→ **Exercise objective**
Print the data exactly as it is given, please.

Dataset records
........

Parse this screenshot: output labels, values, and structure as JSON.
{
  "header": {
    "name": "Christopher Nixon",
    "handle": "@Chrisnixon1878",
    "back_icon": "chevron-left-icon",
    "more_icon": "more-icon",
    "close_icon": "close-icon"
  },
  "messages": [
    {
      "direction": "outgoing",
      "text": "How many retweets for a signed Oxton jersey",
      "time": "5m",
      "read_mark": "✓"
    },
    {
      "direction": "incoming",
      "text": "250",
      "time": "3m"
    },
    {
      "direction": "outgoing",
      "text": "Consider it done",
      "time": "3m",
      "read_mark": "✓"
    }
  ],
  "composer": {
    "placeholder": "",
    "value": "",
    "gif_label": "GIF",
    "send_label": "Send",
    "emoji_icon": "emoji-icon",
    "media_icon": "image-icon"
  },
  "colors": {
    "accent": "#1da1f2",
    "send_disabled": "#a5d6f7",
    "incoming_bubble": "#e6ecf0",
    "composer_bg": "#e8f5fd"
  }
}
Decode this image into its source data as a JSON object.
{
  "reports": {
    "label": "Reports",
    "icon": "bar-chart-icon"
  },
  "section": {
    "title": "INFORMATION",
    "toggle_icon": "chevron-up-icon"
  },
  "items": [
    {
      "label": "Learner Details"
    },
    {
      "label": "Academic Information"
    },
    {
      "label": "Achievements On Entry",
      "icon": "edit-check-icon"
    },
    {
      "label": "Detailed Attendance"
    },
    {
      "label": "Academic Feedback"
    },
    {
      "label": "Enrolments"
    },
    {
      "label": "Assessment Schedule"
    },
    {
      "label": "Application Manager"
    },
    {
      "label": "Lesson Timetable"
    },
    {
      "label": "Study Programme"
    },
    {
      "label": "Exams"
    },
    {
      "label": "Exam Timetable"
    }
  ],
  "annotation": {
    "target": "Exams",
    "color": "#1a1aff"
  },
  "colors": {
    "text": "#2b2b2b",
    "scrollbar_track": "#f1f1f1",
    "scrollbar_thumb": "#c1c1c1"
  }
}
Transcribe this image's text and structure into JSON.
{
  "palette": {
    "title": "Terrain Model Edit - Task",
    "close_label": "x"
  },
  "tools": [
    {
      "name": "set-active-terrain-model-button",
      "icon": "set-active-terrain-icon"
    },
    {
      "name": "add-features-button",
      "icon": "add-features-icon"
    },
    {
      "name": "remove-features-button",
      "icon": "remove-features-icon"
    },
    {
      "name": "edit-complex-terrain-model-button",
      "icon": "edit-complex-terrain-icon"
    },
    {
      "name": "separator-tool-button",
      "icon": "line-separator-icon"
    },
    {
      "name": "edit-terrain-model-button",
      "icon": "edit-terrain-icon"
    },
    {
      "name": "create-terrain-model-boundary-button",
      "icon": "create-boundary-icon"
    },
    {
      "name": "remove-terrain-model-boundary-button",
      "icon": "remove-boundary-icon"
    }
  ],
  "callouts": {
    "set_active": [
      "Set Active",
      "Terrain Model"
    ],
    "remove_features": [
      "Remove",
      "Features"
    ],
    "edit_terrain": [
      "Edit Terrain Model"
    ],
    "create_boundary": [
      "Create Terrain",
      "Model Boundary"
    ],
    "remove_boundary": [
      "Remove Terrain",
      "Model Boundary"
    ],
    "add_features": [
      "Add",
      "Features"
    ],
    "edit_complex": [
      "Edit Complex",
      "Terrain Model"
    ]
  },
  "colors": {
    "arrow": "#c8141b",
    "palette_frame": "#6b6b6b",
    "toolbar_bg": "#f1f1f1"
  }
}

........

→ **Response to the task**
Parse this screenshot: output labels, values, and structure as JSON.
{
  "header": {
    "name": "Christopher Nixon",
    "handle": "@Chrisnixon1878",
    "back_icon": "chevron-left-icon",
    "more_icon": "more-icon",
    "close_icon": "close-icon"
  },
  "messages": [
    {
      "direction": "outgoing",
      "text": "How many retweets for a signed Oxton jersey",
      "time": "5m",
      "read_mark": "✓"
    },
    {
      "direction": "incoming",
      "text": "250",
      "time": "3m"
    },
    {
      "direction": "outgoing",
      "text": "Consider it done",
      "time": "3m",
      "read_mark": "✓"
    }
  ],
  "composer": {
    "placeholder": "",
    "value": "",
    "gif_label": "GIF",
    "send_label": "Send",
    "emoji_icon": "emoji-icon",
    "media_icon": "image-icon"
  },
  "colors": {
    "accent": "#1da1f2",
    "send_disabled": "#a5d6f7",
    "incoming_bubble": "#e6ecf0",
    "composer_bg": "#e8f5fd"
  }
}
Decode this image into its source data as a JSON object.
{
  "reports": {
    "label": "Reports",
    "icon": "bar-chart-icon"
  },
  "section": {
    "title": "INFORMATION",
    "toggle_icon": "chevron-up-icon"
  },
  "items": [
    {
      "label": "Learner Details"
    },
    {
      "label": "Academic Information"
    },
    {
      "label": "Achievements On Entry",
      "icon": "edit-check-icon"
    },
    {
      "label": "Detailed Attendance"
    },
    {
      "label": "Academic Feedback"
    },
    {
      "label": "Enrolments"
    },
    {
      "label": "Assessment Schedule"
    },
    {
      "label": "Application Manager"
    },
    {
      "label": "Lesson Timetable"
    },
    {
      "label": "Study Programme"
    },
    {
      "label": "Exams"
    },
    {
      "label": "Exam Timetable"
    }
  ],
  "annotation": {
    "target": "Exams",
    "color": "#1a1aff"
  },
  "colors": {
    "text": "#2b2b2b",
    "scrollbar_track": "#f1f1f1",
    "scrollbar_thumb": "#c1c1c1"
  }
}
Transcribe this image's text and structure into JSON.
{
  "palette": {
    "title": "Terrain Model Edit - Task",
    "close_label": "x"
  },
  "tools": [
    {
      "name": "set-active-terrain-model-button",
      "icon": "set-active-terrain-icon"
    },
    {
      "name": "add-features-button",
      "icon": "add-features-icon"
    },
    {
      "name": "remove-features-button",
      "icon": "remove-features-icon"
    },
    {
      "name": "edit-complex-terrain-model-button",
      "icon": "edit-complex-terrain-icon"
    },
    {
      "name": "separator-tool-button",
      "icon": "line-separator-icon"
    },
    {
      "name": "edit-terrain-model-button",
      "icon": "edit-terrain-icon"
    },
    {
      "name": "create-terrain-model-boundary-button",
      "icon": "create-boundary-icon"
    },
    {
      "name": "remove-terrain-model-boundary-button",
      "icon": "remove-boundary-icon"
    }
  ],
  "callouts": {
    "set_active": [
      "Set Active",
      "Terrain Model"
    ],
    "remove_features": [
      "Remove",
      "Features"
    ],
    "edit_terrain": [
      "Edit Terrain Model"
    ],
    "create_boundary": [
      "Create Terrain",
      "Model Boundary"
    ],
    "remove_boundary": [
      "Remove Terrain",
      "Model Boundary"
    ],
    "add_features": [
      "Add",
      "Features"
    ],
    "edit_complex": [
      "Edit Complex",
      "Terrain Model"
    ]
  },
  "colors": {
    "arrow": "#c8141b",
    "palette_frame": "#6b6b6b",
    "toolbar_bg": "#f1f1f1"
  }
}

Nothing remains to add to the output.